What the task asks: Express each line from the start of the records through the line containing "map-tile [466,94,495,126]" as one string in a JSON list, omitting blank lines.

Raw records:
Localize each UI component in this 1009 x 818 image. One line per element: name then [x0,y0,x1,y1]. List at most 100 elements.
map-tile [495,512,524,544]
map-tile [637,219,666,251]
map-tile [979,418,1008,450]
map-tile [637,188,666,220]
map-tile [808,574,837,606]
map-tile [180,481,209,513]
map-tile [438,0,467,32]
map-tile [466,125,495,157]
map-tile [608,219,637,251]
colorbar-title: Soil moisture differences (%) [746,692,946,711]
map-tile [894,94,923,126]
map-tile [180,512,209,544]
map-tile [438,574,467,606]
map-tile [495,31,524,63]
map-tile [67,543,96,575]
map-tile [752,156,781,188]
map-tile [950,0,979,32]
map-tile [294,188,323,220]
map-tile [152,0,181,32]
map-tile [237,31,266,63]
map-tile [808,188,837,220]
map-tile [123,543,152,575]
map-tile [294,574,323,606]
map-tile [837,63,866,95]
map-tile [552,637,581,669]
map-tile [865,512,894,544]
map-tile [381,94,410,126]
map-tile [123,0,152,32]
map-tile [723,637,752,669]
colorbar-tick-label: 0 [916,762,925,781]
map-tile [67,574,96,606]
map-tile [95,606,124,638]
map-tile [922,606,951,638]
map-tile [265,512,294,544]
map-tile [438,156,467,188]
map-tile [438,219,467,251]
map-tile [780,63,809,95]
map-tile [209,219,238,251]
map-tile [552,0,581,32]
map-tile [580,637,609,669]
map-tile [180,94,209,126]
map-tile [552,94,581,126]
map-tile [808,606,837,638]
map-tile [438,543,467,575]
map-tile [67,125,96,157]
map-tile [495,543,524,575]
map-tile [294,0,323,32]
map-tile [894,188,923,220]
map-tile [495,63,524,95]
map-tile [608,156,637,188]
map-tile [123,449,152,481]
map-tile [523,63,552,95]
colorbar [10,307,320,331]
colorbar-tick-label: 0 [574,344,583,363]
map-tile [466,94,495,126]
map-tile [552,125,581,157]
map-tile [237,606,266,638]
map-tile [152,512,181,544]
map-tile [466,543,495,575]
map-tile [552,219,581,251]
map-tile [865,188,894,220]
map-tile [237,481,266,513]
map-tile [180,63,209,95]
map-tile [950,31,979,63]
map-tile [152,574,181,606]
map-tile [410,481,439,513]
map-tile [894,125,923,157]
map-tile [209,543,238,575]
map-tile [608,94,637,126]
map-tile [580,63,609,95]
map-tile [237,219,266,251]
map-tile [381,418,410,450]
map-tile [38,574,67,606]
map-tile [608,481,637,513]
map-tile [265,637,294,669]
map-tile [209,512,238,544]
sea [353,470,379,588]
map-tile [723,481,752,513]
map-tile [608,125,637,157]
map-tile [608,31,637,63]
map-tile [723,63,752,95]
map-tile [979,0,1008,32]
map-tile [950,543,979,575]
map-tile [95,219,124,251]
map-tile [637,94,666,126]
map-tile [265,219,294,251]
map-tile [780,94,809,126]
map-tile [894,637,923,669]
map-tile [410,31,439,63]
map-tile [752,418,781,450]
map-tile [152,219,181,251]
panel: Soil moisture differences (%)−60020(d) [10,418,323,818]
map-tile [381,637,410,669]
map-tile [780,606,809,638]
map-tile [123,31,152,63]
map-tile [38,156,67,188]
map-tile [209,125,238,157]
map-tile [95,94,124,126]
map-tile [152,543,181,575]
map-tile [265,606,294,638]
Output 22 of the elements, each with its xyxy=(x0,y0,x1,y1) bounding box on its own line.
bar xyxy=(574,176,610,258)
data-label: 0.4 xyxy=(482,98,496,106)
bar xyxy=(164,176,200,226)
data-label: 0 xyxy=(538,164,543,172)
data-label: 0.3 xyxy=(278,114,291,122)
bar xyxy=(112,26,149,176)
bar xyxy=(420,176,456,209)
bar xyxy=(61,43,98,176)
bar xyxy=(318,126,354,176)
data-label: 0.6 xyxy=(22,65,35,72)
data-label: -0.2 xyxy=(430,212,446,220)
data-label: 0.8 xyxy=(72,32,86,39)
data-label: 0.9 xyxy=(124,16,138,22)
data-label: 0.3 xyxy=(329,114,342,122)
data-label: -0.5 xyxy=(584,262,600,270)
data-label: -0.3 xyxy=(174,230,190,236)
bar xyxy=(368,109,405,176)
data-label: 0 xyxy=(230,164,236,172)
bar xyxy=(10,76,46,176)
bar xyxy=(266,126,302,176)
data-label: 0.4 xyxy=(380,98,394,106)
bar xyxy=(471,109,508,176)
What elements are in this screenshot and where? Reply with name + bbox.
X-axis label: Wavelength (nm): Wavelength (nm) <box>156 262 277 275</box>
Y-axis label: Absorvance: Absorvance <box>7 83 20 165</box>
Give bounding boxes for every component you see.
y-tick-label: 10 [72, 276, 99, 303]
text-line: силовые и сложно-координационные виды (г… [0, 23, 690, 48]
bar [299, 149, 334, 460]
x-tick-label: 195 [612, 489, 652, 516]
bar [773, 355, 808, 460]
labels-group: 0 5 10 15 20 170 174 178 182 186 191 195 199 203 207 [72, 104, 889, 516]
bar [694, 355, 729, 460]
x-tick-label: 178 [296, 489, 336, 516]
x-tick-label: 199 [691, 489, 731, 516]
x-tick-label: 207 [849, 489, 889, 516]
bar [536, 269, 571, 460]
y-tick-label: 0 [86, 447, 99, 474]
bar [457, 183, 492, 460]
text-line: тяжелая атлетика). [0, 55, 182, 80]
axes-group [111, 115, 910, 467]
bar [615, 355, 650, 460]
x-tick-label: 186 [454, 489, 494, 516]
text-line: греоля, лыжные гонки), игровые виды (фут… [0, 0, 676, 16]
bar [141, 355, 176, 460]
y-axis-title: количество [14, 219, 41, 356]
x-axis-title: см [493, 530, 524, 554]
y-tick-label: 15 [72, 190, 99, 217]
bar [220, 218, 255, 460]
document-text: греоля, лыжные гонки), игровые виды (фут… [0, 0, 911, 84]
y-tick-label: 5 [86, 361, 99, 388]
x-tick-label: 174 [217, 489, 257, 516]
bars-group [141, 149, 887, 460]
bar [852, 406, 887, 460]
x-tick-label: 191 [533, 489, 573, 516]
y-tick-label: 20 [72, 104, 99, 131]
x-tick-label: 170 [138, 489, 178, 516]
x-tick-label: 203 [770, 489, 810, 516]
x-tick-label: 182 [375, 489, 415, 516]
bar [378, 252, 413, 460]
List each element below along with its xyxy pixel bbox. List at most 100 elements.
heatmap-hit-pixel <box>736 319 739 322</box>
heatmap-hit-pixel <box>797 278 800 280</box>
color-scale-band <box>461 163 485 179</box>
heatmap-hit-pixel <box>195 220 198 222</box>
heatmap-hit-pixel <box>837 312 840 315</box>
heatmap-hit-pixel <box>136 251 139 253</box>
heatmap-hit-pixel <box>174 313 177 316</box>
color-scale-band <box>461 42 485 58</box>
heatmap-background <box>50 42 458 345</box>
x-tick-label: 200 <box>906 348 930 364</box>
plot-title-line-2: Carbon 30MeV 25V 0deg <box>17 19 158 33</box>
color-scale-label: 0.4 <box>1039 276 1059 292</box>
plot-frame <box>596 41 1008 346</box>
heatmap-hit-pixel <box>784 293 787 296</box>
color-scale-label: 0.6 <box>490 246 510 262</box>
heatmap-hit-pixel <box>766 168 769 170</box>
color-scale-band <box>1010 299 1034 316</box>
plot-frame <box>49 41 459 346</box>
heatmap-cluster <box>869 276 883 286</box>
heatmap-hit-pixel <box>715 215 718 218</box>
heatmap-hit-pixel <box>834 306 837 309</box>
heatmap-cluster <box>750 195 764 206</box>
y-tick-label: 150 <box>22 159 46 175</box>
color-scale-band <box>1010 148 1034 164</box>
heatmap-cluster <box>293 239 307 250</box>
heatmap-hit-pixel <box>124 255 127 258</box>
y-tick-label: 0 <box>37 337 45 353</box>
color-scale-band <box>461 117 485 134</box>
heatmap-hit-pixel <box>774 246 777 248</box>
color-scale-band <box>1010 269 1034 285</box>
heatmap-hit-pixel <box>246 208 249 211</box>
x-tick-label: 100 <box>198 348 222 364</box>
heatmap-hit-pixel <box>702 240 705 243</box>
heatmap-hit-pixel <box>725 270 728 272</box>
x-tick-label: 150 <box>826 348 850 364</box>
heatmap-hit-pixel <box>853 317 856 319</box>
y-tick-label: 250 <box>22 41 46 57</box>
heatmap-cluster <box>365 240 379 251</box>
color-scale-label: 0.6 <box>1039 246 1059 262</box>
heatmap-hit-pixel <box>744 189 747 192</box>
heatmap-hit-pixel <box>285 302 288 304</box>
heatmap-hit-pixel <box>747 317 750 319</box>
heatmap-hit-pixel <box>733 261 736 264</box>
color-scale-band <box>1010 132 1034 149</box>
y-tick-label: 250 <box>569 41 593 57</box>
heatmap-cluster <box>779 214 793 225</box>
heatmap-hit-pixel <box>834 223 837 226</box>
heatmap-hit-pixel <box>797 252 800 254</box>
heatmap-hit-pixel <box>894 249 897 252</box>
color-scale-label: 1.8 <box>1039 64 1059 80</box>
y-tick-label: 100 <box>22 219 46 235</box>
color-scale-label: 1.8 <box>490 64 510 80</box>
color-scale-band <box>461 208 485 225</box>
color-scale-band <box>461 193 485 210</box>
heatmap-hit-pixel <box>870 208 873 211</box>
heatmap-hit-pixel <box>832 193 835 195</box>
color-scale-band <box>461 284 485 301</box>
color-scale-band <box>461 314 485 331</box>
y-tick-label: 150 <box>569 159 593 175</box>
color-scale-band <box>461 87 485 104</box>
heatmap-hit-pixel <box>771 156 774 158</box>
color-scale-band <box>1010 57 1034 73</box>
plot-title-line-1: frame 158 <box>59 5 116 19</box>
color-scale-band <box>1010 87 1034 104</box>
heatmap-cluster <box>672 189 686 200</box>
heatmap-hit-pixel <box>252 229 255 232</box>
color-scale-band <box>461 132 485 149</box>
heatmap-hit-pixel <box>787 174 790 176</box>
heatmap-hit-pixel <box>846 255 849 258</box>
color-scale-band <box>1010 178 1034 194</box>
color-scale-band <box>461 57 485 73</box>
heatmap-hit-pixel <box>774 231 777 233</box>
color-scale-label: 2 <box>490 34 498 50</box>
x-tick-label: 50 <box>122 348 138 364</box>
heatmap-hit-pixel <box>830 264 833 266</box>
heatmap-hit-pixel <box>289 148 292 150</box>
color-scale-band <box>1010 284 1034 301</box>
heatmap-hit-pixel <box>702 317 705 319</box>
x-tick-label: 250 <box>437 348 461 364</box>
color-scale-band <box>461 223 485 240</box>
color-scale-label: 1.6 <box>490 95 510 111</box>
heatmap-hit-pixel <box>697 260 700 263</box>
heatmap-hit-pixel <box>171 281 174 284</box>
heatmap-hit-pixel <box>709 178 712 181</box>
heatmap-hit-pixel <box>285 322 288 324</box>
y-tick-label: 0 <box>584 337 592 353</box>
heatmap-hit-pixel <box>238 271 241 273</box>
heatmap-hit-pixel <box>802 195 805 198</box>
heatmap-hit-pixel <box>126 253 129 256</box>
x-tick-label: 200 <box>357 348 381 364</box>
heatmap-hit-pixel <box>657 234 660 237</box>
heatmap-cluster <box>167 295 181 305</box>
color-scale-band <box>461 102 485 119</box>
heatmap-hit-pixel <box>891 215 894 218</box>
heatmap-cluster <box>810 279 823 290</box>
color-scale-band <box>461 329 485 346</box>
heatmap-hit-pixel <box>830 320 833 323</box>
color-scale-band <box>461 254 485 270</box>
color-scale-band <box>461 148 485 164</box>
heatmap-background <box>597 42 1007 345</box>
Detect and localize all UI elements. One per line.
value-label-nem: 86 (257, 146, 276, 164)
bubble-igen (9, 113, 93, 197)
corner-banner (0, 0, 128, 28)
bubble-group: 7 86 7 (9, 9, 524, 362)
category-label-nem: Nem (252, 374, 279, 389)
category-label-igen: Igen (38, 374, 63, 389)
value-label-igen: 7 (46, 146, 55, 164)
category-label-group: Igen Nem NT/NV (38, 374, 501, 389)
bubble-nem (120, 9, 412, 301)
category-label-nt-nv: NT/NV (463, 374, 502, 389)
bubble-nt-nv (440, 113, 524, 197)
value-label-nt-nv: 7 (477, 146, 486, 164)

Solution for this problem:
[
  "Localize each UI component in this 1009 x 818 image. One line per element: name then [x0,y0,x1,y1]. List at most 100 elements.",
  "map-tile [495,512,524,544]",
  "map-tile [637,219,666,251]",
  "map-tile [979,418,1008,450]",
  "map-tile [637,188,666,220]",
  "map-tile [808,574,837,606]",
  "map-tile [180,481,209,513]",
  "map-tile [438,0,467,32]",
  "map-tile [466,125,495,157]",
  "map-tile [608,219,637,251]",
  "colorbar-title: Soil moisture differences (%) [746,692,946,711]",
  "map-tile [894,94,923,126]",
  "map-tile [180,512,209,544]",
  "map-tile [438,574,467,606]",
  "map-tile [495,31,524,63]",
  "map-tile [67,543,96,575]",
  "map-tile [752,156,781,188]",
  "map-tile [950,0,979,32]",
  "map-tile [294,188,323,220]",
  "map-tile [152,0,181,32]",
  "map-tile [237,31,266,63]",
  "map-tile [808,188,837,220]",
  "map-tile [123,543,152,575]",
  "map-tile [294,574,323,606]",
  "map-tile [837,63,866,95]",
  "map-tile [552,637,581,669]",
  "map-tile [865,512,894,544]",
  "map-tile [381,94,410,126]",
  "map-tile [123,0,152,32]",
  "map-tile [723,637,752,669]",
  "colorbar-tick-label: 0 [916,762,925,781]",
  "map-tile [67,574,96,606]",
  "map-tile [95,606,124,638]",
  "map-tile [922,606,951,638]",
  "map-tile [265,512,294,544]",
  "map-tile [438,156,467,188]",
  "map-tile [438,219,467,251]",
  "map-tile [780,63,809,95]",
  "map-tile [209,219,238,251]",
  "map-tile [552,0,581,32]",
  "map-tile [580,637,609,669]",
  "map-tile [180,94,209,126]",
  "map-tile [552,94,581,126]",
  "map-tile [808,606,837,638]",
  "map-tile [438,543,467,575]",
  "map-tile [67,125,96,157]",
  "map-tile [495,543,524,575]",
  "map-tile [294,0,323,32]",
  "map-tile [894,188,923,220]",
  "map-tile [495,63,524,95]",
  "map-tile [608,156,637,188]",
  "map-tile [123,449,152,481]",
  "map-tile [523,63,552,95]",
  "colorbar [10,307,320,331]",
  "colorbar-tick-label: 0 [574,344,583,363]",
  "map-tile [466,94,495,126]"
]